Determine how many lines contain the string "Mobile". Respond with that number and nothing more.

(Records from a data collection)
--- Start ---
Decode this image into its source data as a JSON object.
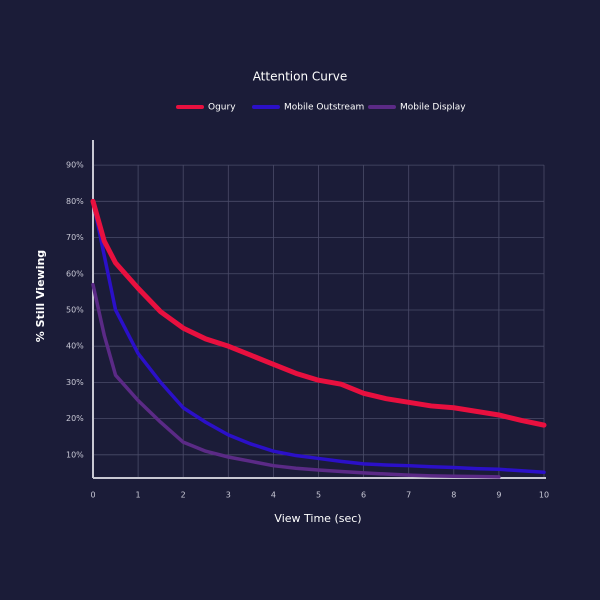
{
  "chart_data": {
    "type": "line",
    "title": "Attention Curve",
    "x_label": "View Time (sec)",
    "y_label": "% Still Viewing",
    "x": [
      0,
      0.25,
      0.5,
      1,
      1.5,
      2,
      2.5,
      3,
      3.5,
      4,
      4.5,
      5,
      5.5,
      6,
      6.5,
      7,
      7.5,
      8,
      8.5,
      9,
      9.5,
      10
    ],
    "series": [
      {
        "name": "Ogury",
        "color": "#e8103f",
        "width": 5,
        "values": [
          80,
          69,
          63,
          56,
          49.5,
          45,
          42,
          40,
          37.5,
          35,
          32.5,
          30.6,
          29.5,
          27,
          25.5,
          24.5,
          23.5,
          23,
          22,
          21,
          19.5,
          18.2
        ]
      },
      {
        "name": "Mobile Outstream",
        "color": "#2b10c8",
        "width": 3.5,
        "values": [
          80,
          65,
          50,
          38,
          30,
          23,
          19,
          15.5,
          13,
          11,
          9.8,
          9,
          8.2,
          7.5,
          7.2,
          7,
          6.7,
          6.5,
          6.2,
          6,
          5.6,
          5.2
        ]
      },
      {
        "name": "Mobile Display",
        "color": "#5b2a86",
        "width": 3.5,
        "values": [
          57,
          43,
          32,
          25,
          19,
          13.5,
          11,
          9.4,
          8.2,
          7,
          6.3,
          5.8,
          5.4,
          5,
          4.7,
          4.4,
          4.2,
          4.1,
          4,
          3.9,
          null,
          null
        ]
      }
    ],
    "xlim": [
      0,
      10
    ],
    "xticks": [
      0,
      1,
      2,
      3,
      4,
      5,
      6,
      7,
      8,
      9,
      10
    ],
    "ylim": [
      3.6,
      95
    ],
    "yticks": [
      {
        "value": 10,
        "label": "10%"
      },
      {
        "value": 20,
        "label": "20%"
      },
      {
        "value": 30,
        "label": "30%"
      },
      {
        "value": 40,
        "label": "40%"
      },
      {
        "value": 50,
        "label": "50%"
      },
      {
        "value": 60,
        "label": "60%"
      },
      {
        "value": 70,
        "label": "70%"
      },
      {
        "value": 80,
        "label": "80%"
      },
      {
        "value": 90,
        "label": "90%"
      }
    ],
    "grid": true
  }
}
--- End ---
> **SOLUTION TO THE PROBLEM**
2